»»
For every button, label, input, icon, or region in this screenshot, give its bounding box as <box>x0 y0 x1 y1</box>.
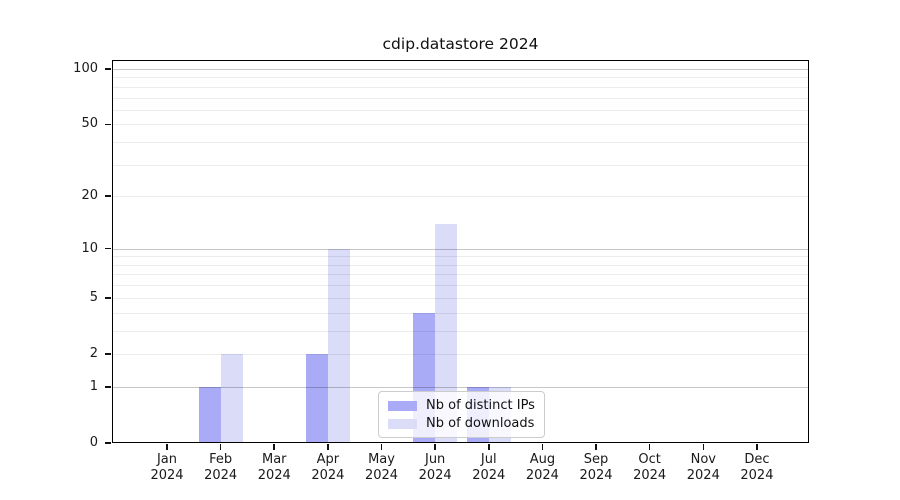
y-tick-label-2: 2 <box>89 345 98 361</box>
y-tick-mark-50 <box>105 123 111 126</box>
x-tick-label-jun: Jun 2024 <box>418 452 452 483</box>
y-tick-label-20: 20 <box>81 188 98 204</box>
gridline-minor-90 <box>112 77 809 79</box>
x-tick-label-feb: Feb 2024 <box>204 452 238 483</box>
gridline-major-100 <box>112 69 809 70</box>
legend-item-downloads: Nb of downloads <box>388 416 535 431</box>
y-tick-label-1: 1 <box>89 378 98 394</box>
x-tick-label-dec: Dec 2024 <box>740 452 774 483</box>
x-tick-label-mar: Mar 2024 <box>257 452 291 483</box>
bar-distinct-ips-apr <box>305 353 328 443</box>
y-tick-label-10: 10 <box>81 240 98 256</box>
x-tick-label-jan: Jan 2024 <box>150 452 184 483</box>
bar-downloads-feb <box>220 353 243 443</box>
x-tick-mark-feb <box>219 444 222 450</box>
x-tick-mark-mar <box>273 444 276 450</box>
y-tick-label-5: 5 <box>89 289 98 305</box>
x-tick-mark-apr <box>327 444 329 450</box>
gridline-minor-3 <box>112 330 809 332</box>
plot-frame <box>112 60 809 443</box>
x-tick-label-oct: Oct 2024 <box>633 452 667 483</box>
x-tick-mark-sep <box>595 444 597 450</box>
gridline-minor-60 <box>112 109 809 111</box>
gridline-minor-4 <box>112 312 809 314</box>
legend-item-distinct-ips: Nb of distinct IPs <box>388 398 535 413</box>
x-tick-mark-jan <box>166 444 168 450</box>
legend-swatch-distinct-ips <box>388 400 417 411</box>
x-tick-mark-oct <box>648 444 651 450</box>
y-tick-mark-1 <box>105 386 111 388</box>
legend-label-distinct-ips: Nb of distinct IPs <box>426 398 535 413</box>
gridline-major-1 <box>112 386 809 388</box>
legend: Nb of distinct IPs Nb of downloads <box>378 391 545 438</box>
bar-downloads-apr <box>327 248 350 443</box>
legend-label-downloads: Nb of downloads <box>426 416 535 431</box>
gridline-minor-6 <box>112 285 809 287</box>
gridline-minor-40 <box>112 142 809 144</box>
chart-title: cdip.datastore 2024 <box>382 35 539 53</box>
bar-downloads-jun <box>435 223 458 443</box>
y-tick-label-100: 100 <box>73 61 98 76</box>
gridline-minor-70 <box>112 97 809 99</box>
y-tick-label-0: 0 <box>89 435 98 450</box>
x-tick-mark-jul <box>487 444 490 450</box>
gridline-minor-7 <box>112 274 809 276</box>
x-tick-label-apr: Apr 2024 <box>311 452 345 483</box>
x-tick-mark-may <box>380 444 383 450</box>
legend-swatch-downloads <box>388 418 417 429</box>
gridline-minor-8 <box>112 264 809 266</box>
y-tick-label-50: 50 <box>81 116 98 132</box>
gridline-major-10 <box>112 248 809 250</box>
gridline-minor-2 <box>112 353 809 355</box>
y-tick-mark-5 <box>105 296 111 299</box>
x-tick-label-jul: Jul 2024 <box>472 452 506 483</box>
y-tick-mark-20 <box>105 195 111 198</box>
x-tick-mark-dec <box>756 444 758 450</box>
bar-distinct-ips-feb <box>198 386 221 443</box>
x-tick-label-may: May 2024 <box>364 452 399 483</box>
x-tick-mark-aug <box>541 444 544 450</box>
x-tick-mark-nov <box>702 444 705 450</box>
x-tick-label-sep: Sep 2024 <box>579 452 613 483</box>
x-tick-mark-jun <box>434 444 436 450</box>
x-tick-label-aug: Aug 2024 <box>525 452 559 483</box>
gridline-minor-9 <box>112 256 809 258</box>
gridline-minor-50 <box>112 124 809 126</box>
y-tick-mark-2 <box>105 353 111 355</box>
gridline-minor-5 <box>112 297 809 299</box>
gridline-minor-20 <box>112 196 809 198</box>
y-tick-mark-10 <box>105 247 111 250</box>
y-tick-mark-100 <box>105 68 111 70</box>
x-tick-label-nov: Nov 2024 <box>686 452 720 483</box>
gridline-minor-80 <box>112 86 809 88</box>
gridline-minor-30 <box>112 164 809 166</box>
y-tick-mark-0 <box>105 442 111 444</box>
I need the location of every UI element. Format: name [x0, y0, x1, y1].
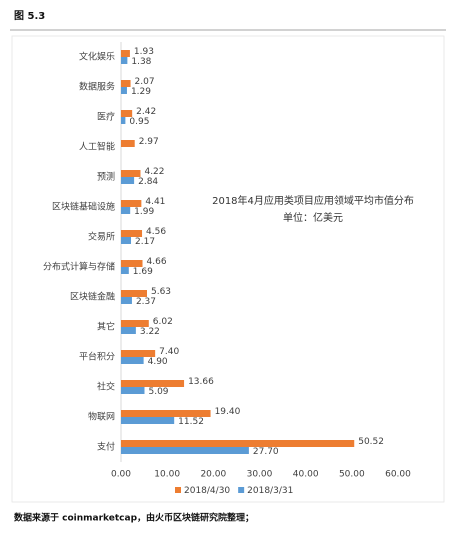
data-label: 13.66: [188, 377, 214, 387]
data-label: 2.07: [135, 77, 155, 87]
x-tick-label: 0.00: [111, 470, 131, 480]
bar: [121, 327, 136, 334]
bar: [121, 237, 132, 244]
bar: [121, 80, 131, 87]
bar: [121, 320, 149, 327]
x-tick-label: 50.00: [339, 470, 365, 480]
data-label: 1.38: [131, 57, 151, 67]
y-tick-label: 社交: [97, 381, 115, 393]
data-label: 2.17: [135, 237, 155, 247]
bar: [121, 87, 127, 94]
figure-label: 图 5.3: [14, 10, 45, 22]
legend-swatch: [238, 487, 245, 493]
chart-frame: [11, 35, 445, 503]
bar: [121, 200, 142, 207]
y-tick-label: 物联网: [88, 411, 115, 423]
x-tick-label: 30.00: [247, 470, 273, 480]
data-label: 1.29: [131, 87, 151, 97]
y-tick-label: 其它: [97, 321, 115, 333]
bar: [121, 140, 135, 147]
bar: [121, 350, 156, 357]
y-tick-label: 数据服务: [79, 81, 115, 93]
y-tick-label: 区块链金融: [70, 291, 115, 303]
bar: [121, 57, 128, 64]
legend-label: 2018/3/31: [247, 486, 293, 496]
data-label: 6.02: [153, 317, 173, 327]
x-tick-label: 40.00: [293, 470, 319, 480]
data-label: 27.70: [253, 447, 279, 457]
y-tick-label: 人工智能: [79, 141, 115, 153]
y-tick-label: 文化娱乐: [79, 51, 115, 63]
data-label: 7.40: [159, 347, 179, 357]
source-note: 数据来源于 coinmarketcap，由火币区块链研究院整理；: [14, 512, 254, 524]
data-label: 1.69: [133, 267, 153, 277]
bar: [121, 260, 143, 267]
bar: [121, 117, 126, 124]
bar: [121, 267, 129, 274]
y-tick-label: 平台积分: [79, 351, 115, 363]
data-label: 2.97: [139, 137, 159, 147]
data-label: 2.37: [136, 297, 156, 307]
y-tick-label: 分布式计算与存储: [43, 261, 115, 273]
bar: [121, 410, 211, 417]
data-label: 50.52: [358, 437, 384, 447]
data-label: 19.40: [215, 407, 241, 417]
y-tick-label: 区块链基础设施: [52, 201, 115, 213]
data-label: 1.93: [134, 47, 154, 57]
data-label: 5.63: [151, 287, 171, 297]
y-tick-label: 预测: [97, 172, 115, 183]
x-tick-label: 60.00: [385, 470, 411, 480]
legend-label: 2018/4/30: [184, 486, 230, 496]
bar: [121, 417, 175, 424]
data-label: 3.22: [140, 327, 160, 337]
data-label: 4.22: [144, 167, 164, 177]
x-tick-label: 10.00: [154, 470, 180, 480]
bar: [121, 50, 130, 57]
bar: [121, 357, 144, 364]
bar: [121, 177, 135, 184]
bar: [121, 447, 249, 454]
data-label: 4.66: [147, 257, 167, 267]
bar: [121, 110, 133, 117]
data-label: 2.42: [136, 107, 156, 117]
data-label: 11.52: [178, 417, 204, 427]
data-label: 1.99: [134, 207, 154, 217]
bar: [121, 230, 143, 237]
bar: [121, 440, 355, 447]
data-label: 4.41: [145, 197, 165, 207]
data-label: 4.56: [146, 227, 166, 237]
data-label: 4.90: [148, 357, 168, 367]
chart-title: 2018年4月应用类项目应用领域平均市值分布: [212, 194, 414, 207]
bar: [121, 170, 141, 177]
bar: [121, 387, 145, 394]
y-tick-label: 支付: [97, 441, 115, 453]
bar: [121, 290, 147, 297]
bar: [121, 207, 131, 214]
data-label: 5.09: [148, 387, 168, 397]
chart-subtitle: 单位：亿美元: [283, 211, 343, 224]
bar: [121, 297, 132, 304]
bar: [121, 380, 185, 387]
data-label: 2.84: [138, 177, 158, 187]
legend-swatch: [175, 487, 181, 493]
x-tick-label: 20.00: [200, 470, 226, 480]
y-tick-label: 医疗: [97, 111, 115, 123]
y-tick-label: 交易所: [88, 231, 115, 243]
data-label: 0.95: [129, 117, 149, 127]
««
### Stated task
Copy everything in the data from "data-label: 13.66: [188, 377, 214, 387]" down to "x-tick-label: 50.00: [339, 470, 365, 480]", renaming "bar" as "column" each time it occurs and changing nothing else.

### Response
data-label: 13.66: [188, 377, 214, 387]
data-label: 2.07: [135, 77, 155, 87]
x-tick-label: 0.00: [111, 470, 131, 480]
column: [121, 327, 136, 334]
column: [121, 237, 132, 244]
column: [121, 80, 131, 87]
column: [121, 320, 149, 327]
x-tick-label: 50.00: [339, 470, 365, 480]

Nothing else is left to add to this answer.